-- BEGIN DATA SHOWN --

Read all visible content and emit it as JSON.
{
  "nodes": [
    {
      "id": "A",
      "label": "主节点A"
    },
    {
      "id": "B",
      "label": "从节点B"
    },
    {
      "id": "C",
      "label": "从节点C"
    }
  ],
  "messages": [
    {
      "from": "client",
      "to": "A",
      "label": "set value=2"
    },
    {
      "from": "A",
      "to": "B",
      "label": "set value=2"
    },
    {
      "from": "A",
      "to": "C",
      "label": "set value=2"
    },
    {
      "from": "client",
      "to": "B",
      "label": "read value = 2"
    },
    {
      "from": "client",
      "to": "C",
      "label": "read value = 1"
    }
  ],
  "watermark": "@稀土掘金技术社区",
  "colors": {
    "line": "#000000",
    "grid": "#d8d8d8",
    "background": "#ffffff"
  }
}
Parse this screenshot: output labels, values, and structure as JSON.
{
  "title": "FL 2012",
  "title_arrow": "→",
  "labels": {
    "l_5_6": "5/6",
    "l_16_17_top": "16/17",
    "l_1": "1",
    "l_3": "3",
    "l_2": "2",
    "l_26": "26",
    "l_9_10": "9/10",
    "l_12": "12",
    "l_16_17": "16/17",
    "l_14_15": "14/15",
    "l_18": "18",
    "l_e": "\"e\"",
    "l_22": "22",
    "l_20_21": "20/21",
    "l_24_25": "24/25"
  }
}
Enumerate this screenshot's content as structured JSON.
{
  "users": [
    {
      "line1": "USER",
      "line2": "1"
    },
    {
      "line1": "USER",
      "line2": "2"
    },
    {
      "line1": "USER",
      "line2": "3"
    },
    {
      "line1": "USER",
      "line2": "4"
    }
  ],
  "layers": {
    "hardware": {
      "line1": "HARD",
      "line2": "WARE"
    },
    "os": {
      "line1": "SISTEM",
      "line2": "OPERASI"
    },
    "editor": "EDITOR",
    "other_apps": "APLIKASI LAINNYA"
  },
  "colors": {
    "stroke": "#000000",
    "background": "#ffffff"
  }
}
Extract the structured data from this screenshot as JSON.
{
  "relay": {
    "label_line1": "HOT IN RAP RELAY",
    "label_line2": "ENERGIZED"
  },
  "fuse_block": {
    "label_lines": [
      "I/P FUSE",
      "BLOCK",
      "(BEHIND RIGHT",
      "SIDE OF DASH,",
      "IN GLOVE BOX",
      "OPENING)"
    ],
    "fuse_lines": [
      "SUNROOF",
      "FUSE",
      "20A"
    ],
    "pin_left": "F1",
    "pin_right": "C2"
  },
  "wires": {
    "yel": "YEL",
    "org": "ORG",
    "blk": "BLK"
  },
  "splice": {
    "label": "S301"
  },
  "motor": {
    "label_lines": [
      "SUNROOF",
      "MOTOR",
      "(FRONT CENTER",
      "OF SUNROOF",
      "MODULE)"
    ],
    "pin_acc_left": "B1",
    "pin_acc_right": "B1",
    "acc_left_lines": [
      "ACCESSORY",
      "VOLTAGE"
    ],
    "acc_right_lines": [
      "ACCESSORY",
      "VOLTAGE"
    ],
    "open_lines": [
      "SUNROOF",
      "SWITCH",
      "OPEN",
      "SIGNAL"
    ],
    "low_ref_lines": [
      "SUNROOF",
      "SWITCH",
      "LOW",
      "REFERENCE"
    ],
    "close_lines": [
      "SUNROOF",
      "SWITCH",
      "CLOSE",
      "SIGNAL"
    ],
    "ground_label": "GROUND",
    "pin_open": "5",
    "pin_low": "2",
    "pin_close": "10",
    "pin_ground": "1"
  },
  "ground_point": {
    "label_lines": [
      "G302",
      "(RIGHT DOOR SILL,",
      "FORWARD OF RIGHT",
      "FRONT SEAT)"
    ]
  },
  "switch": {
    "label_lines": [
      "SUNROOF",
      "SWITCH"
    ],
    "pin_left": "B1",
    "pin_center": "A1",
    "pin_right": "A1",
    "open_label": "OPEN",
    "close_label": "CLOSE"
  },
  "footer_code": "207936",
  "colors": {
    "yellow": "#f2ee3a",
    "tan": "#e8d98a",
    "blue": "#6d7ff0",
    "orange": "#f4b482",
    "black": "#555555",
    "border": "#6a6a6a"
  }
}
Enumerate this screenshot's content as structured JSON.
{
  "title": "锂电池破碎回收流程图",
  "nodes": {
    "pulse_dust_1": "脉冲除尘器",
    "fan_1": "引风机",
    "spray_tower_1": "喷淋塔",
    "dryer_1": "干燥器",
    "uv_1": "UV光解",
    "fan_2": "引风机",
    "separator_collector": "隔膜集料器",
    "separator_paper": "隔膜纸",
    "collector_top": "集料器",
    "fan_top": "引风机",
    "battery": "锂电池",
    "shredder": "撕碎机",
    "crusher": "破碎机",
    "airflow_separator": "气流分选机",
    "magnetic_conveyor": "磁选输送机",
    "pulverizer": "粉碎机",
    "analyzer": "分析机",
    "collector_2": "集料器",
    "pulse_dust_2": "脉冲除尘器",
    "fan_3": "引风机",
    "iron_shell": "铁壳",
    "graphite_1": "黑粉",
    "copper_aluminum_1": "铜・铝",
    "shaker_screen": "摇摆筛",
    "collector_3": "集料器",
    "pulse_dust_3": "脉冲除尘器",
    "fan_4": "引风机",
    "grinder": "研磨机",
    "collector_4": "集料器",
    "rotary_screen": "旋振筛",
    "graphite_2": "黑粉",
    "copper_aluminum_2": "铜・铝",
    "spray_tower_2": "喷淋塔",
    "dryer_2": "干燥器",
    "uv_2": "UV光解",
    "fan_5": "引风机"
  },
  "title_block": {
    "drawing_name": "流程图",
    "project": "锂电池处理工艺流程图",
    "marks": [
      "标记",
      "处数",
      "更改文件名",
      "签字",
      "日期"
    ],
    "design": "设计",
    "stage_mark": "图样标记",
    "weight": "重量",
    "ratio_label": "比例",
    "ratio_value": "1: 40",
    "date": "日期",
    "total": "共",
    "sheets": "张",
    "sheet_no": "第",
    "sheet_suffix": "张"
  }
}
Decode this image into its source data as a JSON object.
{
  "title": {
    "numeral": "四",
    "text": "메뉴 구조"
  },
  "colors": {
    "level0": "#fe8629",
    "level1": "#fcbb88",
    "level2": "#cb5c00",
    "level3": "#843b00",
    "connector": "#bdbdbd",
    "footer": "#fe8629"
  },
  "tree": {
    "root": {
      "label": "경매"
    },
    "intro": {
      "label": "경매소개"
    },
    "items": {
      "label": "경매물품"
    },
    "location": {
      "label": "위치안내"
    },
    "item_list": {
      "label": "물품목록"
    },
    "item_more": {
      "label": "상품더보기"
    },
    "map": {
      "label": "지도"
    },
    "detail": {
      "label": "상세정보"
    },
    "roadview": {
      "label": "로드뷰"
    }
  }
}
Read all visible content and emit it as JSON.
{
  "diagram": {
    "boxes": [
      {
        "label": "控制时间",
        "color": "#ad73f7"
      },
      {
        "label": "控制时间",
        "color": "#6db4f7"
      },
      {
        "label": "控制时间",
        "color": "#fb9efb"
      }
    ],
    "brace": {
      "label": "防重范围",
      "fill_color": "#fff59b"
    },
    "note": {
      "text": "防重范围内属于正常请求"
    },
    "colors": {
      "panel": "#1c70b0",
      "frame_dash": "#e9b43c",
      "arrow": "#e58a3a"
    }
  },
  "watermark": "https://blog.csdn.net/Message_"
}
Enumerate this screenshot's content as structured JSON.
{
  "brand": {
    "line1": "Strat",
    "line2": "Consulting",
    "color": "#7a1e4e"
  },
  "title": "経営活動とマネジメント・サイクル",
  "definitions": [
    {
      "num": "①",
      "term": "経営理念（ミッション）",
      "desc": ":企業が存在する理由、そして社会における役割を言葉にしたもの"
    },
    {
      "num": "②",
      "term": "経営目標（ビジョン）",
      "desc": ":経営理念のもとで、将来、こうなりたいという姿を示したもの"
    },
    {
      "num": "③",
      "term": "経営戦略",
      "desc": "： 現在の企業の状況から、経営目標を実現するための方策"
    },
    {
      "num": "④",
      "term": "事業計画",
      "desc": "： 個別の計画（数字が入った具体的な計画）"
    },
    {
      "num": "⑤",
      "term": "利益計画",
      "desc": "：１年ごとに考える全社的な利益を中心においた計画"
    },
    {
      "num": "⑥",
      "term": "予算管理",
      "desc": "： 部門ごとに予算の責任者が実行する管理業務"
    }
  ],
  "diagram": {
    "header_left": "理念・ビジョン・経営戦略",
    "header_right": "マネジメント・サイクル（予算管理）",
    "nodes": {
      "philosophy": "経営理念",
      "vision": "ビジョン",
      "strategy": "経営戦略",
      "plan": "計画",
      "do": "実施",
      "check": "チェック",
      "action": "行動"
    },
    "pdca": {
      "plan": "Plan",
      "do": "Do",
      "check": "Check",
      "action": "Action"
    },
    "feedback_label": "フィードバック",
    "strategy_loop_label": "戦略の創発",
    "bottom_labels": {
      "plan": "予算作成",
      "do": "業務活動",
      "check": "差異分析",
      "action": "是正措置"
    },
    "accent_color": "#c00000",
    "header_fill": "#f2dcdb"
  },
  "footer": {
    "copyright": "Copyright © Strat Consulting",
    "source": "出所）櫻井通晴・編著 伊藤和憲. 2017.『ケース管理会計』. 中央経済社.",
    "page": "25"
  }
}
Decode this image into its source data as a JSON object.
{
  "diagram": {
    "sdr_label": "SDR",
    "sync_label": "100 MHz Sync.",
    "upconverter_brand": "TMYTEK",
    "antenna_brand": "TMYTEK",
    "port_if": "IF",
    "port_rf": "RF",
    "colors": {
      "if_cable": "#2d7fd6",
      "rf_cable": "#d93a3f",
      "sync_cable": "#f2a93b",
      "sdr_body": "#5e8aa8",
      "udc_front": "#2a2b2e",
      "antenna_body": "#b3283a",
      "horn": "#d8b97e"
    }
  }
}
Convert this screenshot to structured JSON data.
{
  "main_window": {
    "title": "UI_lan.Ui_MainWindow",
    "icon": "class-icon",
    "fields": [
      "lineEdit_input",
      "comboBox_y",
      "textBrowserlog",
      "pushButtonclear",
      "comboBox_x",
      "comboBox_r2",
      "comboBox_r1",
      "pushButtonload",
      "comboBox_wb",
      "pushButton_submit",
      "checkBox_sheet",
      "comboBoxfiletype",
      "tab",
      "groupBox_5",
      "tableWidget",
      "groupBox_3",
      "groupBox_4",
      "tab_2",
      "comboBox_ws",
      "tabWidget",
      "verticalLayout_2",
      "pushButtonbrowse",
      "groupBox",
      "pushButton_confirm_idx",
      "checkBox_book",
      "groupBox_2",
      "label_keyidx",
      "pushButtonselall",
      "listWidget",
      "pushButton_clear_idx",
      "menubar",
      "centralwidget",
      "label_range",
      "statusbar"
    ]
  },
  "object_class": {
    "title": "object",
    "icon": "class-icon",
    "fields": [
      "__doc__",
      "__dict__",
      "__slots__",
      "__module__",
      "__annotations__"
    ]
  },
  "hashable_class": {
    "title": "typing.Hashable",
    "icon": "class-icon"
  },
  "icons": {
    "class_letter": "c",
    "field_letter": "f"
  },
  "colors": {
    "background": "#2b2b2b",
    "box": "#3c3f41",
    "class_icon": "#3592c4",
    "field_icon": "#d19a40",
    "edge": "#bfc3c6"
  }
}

-- END DATA SHOWN --

YOUR OBJECTIVE: Identify each line in the records above that contains the word "watermark", and copy it out in full.

RESULT FOR THIS TASK:
  "watermark": "@稀土掘金技术社区",
  "watermark": "https://blog.csdn.net/Message_"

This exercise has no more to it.